— Start of Listed records —

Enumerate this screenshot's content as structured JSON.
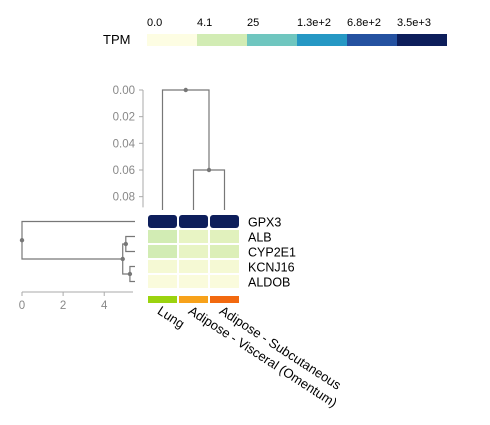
{
  "legend": {
    "title": "TPM",
    "tick_labels": [
      "0.0",
      "4.1",
      "25",
      "1.3e+2",
      "6.8e+2",
      "3.5e+3"
    ],
    "colors": [
      "#fdfde3",
      "#d2ecb4",
      "#6fc6bf",
      "#2698c4",
      "#2451a0",
      "#0d1e5b"
    ]
  },
  "col_axis": {
    "tick_labels": [
      "0.00",
      "0.02",
      "0.04",
      "0.06",
      "0.08"
    ]
  },
  "row_axis": {
    "tick_labels": [
      "0",
      "2",
      "4"
    ]
  },
  "chart_data": {
    "type": "heatmap",
    "value_label": "TPM",
    "rows": [
      "GPX3",
      "ALB",
      "CYP2E1",
      "KCNJ16",
      "ALDOB"
    ],
    "columns": [
      "Lung",
      "Adipose - Visceral (Omentum)",
      "Adipose - Subcutaneous"
    ],
    "column_colors": [
      "#9bd30f",
      "#f7a21b",
      "#f2690f"
    ],
    "color_bins": [
      0.0,
      4.1,
      25,
      130,
      680,
      3500
    ],
    "colors": [
      [
        "#0d1e5b",
        "#0d1e5b",
        "#0d1e5b"
      ],
      [
        "#d2ecb4",
        "#e8f4c4",
        "#e1f1bd"
      ],
      [
        "#d2ecb4",
        "#e8f4c4",
        "#dcefb8"
      ],
      [
        "#f5f9d4",
        "#f5f9d4",
        "#f5f9d4"
      ],
      [
        "#fafbdc",
        "#fafbdc",
        "#fafbdc"
      ]
    ],
    "col_dendrogram": {
      "axis_range": [
        0.0,
        0.09
      ],
      "merges": [
        {
          "left": "Adipose - Visceral (Omentum)",
          "right": "Adipose - Subcutaneous",
          "height": 0.06
        },
        {
          "left": "Lung",
          "right": "cluster-1",
          "height": 0.0
        }
      ]
    },
    "row_dendrogram": {
      "axis_range": [
        0,
        5.4
      ],
      "merges": [
        {
          "left": "KCNJ16",
          "right": "ALDOB",
          "height": 0.15
        },
        {
          "left": "ALB",
          "right": "CYP2E1",
          "height": 0.35
        },
        {
          "left": "cluster-2",
          "right": "cluster-1",
          "height": 0.5
        },
        {
          "left": "GPX3",
          "right": "cluster-3",
          "height": 5.4
        }
      ]
    }
  }
}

— End of Listed records —

What is asked
The lines above form a set of records; determine how many of them contain the string "left" and give that number alone.

Written solution
6